━━ Raw records

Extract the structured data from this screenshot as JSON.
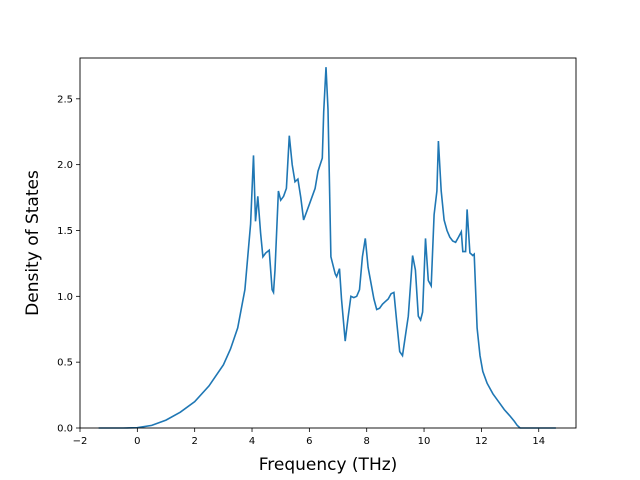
{
  "chart_data": {
    "type": "line",
    "title": "",
    "xlabel": "Frequency (THz)",
    "ylabel": "Density of States",
    "xlim": [
      -2.0,
      15.3
    ],
    "ylim": [
      0.0,
      2.81
    ],
    "grid": false,
    "legend": "none",
    "x_ticks": [
      -2,
      0,
      2,
      4,
      6,
      8,
      10,
      12,
      14
    ],
    "x_tick_labels": [
      "−2",
      "0",
      "2",
      "4",
      "6",
      "8",
      "10",
      "12",
      "14"
    ],
    "y_ticks": [
      0.0,
      0.5,
      1.0,
      1.5,
      2.0,
      2.5
    ],
    "y_tick_labels": [
      "0.0",
      "0.5",
      "1.0",
      "1.5",
      "2.0",
      "2.5"
    ],
    "colors": {
      "line": "#1f77b4",
      "axes": "#000000",
      "background": "#ffffff"
    },
    "series": [
      {
        "x": [
          -1.35,
          -0.5,
          0.0,
          0.5,
          1.0,
          1.5,
          2.0,
          2.5,
          3.0,
          3.25,
          3.5,
          3.75,
          3.95,
          4.05,
          4.12,
          4.2,
          4.3,
          4.38,
          4.48,
          4.6,
          4.7,
          4.75,
          4.8,
          4.92,
          5.0,
          5.1,
          5.2,
          5.3,
          5.4,
          5.5,
          5.6,
          5.7,
          5.8,
          6.0,
          6.2,
          6.3,
          6.45,
          6.5,
          6.58,
          6.65,
          6.75,
          6.9,
          6.95,
          7.05,
          7.12,
          7.25,
          7.35,
          7.45,
          7.55,
          7.65,
          7.75,
          7.85,
          7.95,
          8.05,
          8.15,
          8.25,
          8.35,
          8.45,
          8.55,
          8.65,
          8.75,
          8.85,
          8.95,
          9.05,
          9.15,
          9.25,
          9.35,
          9.45,
          9.6,
          9.7,
          9.8,
          9.88,
          9.95,
          10.05,
          10.15,
          10.25,
          10.35,
          10.45,
          10.5,
          10.6,
          10.7,
          10.8,
          10.9,
          11.0,
          11.1,
          11.2,
          11.3,
          11.35,
          11.45,
          11.5,
          11.6,
          11.7,
          11.75,
          11.85,
          11.95,
          12.05,
          12.2,
          12.4,
          12.6,
          12.8,
          13.0,
          13.15,
          13.25,
          13.35,
          13.5,
          14.0,
          14.6
        ],
        "y": [
          0.0,
          0.0,
          0.002,
          0.02,
          0.06,
          0.12,
          0.2,
          0.32,
          0.48,
          0.6,
          0.76,
          1.05,
          1.55,
          2.07,
          1.57,
          1.76,
          1.48,
          1.3,
          1.33,
          1.35,
          1.05,
          1.03,
          1.2,
          1.8,
          1.73,
          1.76,
          1.82,
          2.22,
          2.0,
          1.87,
          1.89,
          1.75,
          1.58,
          1.7,
          1.82,
          1.95,
          2.05,
          2.4,
          2.74,
          2.42,
          1.3,
          1.17,
          1.15,
          1.21,
          0.98,
          0.66,
          0.84,
          1.0,
          0.99,
          1.0,
          1.05,
          1.3,
          1.44,
          1.22,
          1.1,
          0.98,
          0.9,
          0.91,
          0.94,
          0.96,
          0.98,
          1.02,
          1.03,
          0.8,
          0.58,
          0.55,
          0.7,
          0.85,
          1.31,
          1.2,
          0.85,
          0.82,
          0.88,
          1.44,
          1.12,
          1.08,
          1.62,
          1.8,
          2.18,
          1.8,
          1.58,
          1.5,
          1.45,
          1.42,
          1.41,
          1.45,
          1.49,
          1.34,
          1.34,
          1.66,
          1.33,
          1.31,
          1.32,
          0.76,
          0.55,
          0.43,
          0.34,
          0.26,
          0.2,
          0.14,
          0.09,
          0.05,
          0.02,
          0.0,
          0.0,
          0.0,
          0.0
        ]
      }
    ]
  }
}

━━━━

• _Set problem_
Output every entry exactly as given; pictures are not part of the copy.

• _In response_
Extract the structured data from this screenshot as JSON.
{
  "chart_data": {
    "type": "line",
    "title": "",
    "xlabel": "Frequency (THz)",
    "ylabel": "Density of States",
    "xlim": [
      -2.0,
      15.3
    ],
    "ylim": [
      0.0,
      2.81
    ],
    "grid": false,
    "legend": "none",
    "x_ticks": [
      -2,
      0,
      2,
      4,
      6,
      8,
      10,
      12,
      14
    ],
    "x_tick_labels": [
      "−2",
      "0",
      "2",
      "4",
      "6",
      "8",
      "10",
      "12",
      "14"
    ],
    "y_ticks": [
      0.0,
      0.5,
      1.0,
      1.5,
      2.0,
      2.5
    ],
    "y_tick_labels": [
      "0.0",
      "0.5",
      "1.0",
      "1.5",
      "2.0",
      "2.5"
    ],
    "colors": {
      "line": "#1f77b4",
      "axes": "#000000",
      "background": "#ffffff"
    },
    "series": [
      {
        "x": [
          -1.35,
          -0.5,
          0.0,
          0.5,
          1.0,
          1.5,
          2.0,
          2.5,
          3.0,
          3.25,
          3.5,
          3.75,
          3.95,
          4.05,
          4.12,
          4.2,
          4.3,
          4.38,
          4.48,
          4.6,
          4.7,
          4.75,
          4.8,
          4.92,
          5.0,
          5.1,
          5.2,
          5.3,
          5.4,
          5.5,
          5.6,
          5.7,
          5.8,
          6.0,
          6.2,
          6.3,
          6.45,
          6.5,
          6.58,
          6.65,
          6.75,
          6.9,
          6.95,
          7.05,
          7.12,
          7.25,
          7.35,
          7.45,
          7.55,
          7.65,
          7.75,
          7.85,
          7.95,
          8.05,
          8.15,
          8.25,
          8.35,
          8.45,
          8.55,
          8.65,
          8.75,
          8.85,
          8.95,
          9.05,
          9.15,
          9.25,
          9.35,
          9.45,
          9.6,
          9.7,
          9.8,
          9.88,
          9.95,
          10.05,
          10.15,
          10.25,
          10.35,
          10.45,
          10.5,
          10.6,
          10.7,
          10.8,
          10.9,
          11.0,
          11.1,
          11.2,
          11.3,
          11.35,
          11.45,
          11.5,
          11.6,
          11.7,
          11.75,
          11.85,
          11.95,
          12.05,
          12.2,
          12.4,
          12.6,
          12.8,
          13.0,
          13.15,
          13.25,
          13.35,
          13.5,
          14.0,
          14.6
        ],
        "y": [
          0.0,
          0.0,
          0.002,
          0.02,
          0.06,
          0.12,
          0.2,
          0.32,
          0.48,
          0.6,
          0.76,
          1.05,
          1.55,
          2.07,
          1.57,
          1.76,
          1.48,
          1.3,
          1.33,
          1.35,
          1.05,
          1.03,
          1.2,
          1.8,
          1.73,
          1.76,
          1.82,
          2.22,
          2.0,
          1.87,
          1.89,
          1.75,
          1.58,
          1.7,
          1.82,
          1.95,
          2.05,
          2.4,
          2.74,
          2.42,
          1.3,
          1.17,
          1.15,
          1.21,
          0.98,
          0.66,
          0.84,
          1.0,
          0.99,
          1.0,
          1.05,
          1.3,
          1.44,
          1.22,
          1.1,
          0.98,
          0.9,
          0.91,
          0.94,
          0.96,
          0.98,
          1.02,
          1.03,
          0.8,
          0.58,
          0.55,
          0.7,
          0.85,
          1.31,
          1.2,
          0.85,
          0.82,
          0.88,
          1.44,
          1.12,
          1.08,
          1.62,
          1.8,
          2.18,
          1.8,
          1.58,
          1.5,
          1.45,
          1.42,
          1.41,
          1.45,
          1.49,
          1.34,
          1.34,
          1.66,
          1.33,
          1.31,
          1.32,
          0.76,
          0.55,
          0.43,
          0.34,
          0.26,
          0.2,
          0.14,
          0.09,
          0.05,
          0.02,
          0.0,
          0.0,
          0.0,
          0.0
        ]
      }
    ]
  }
}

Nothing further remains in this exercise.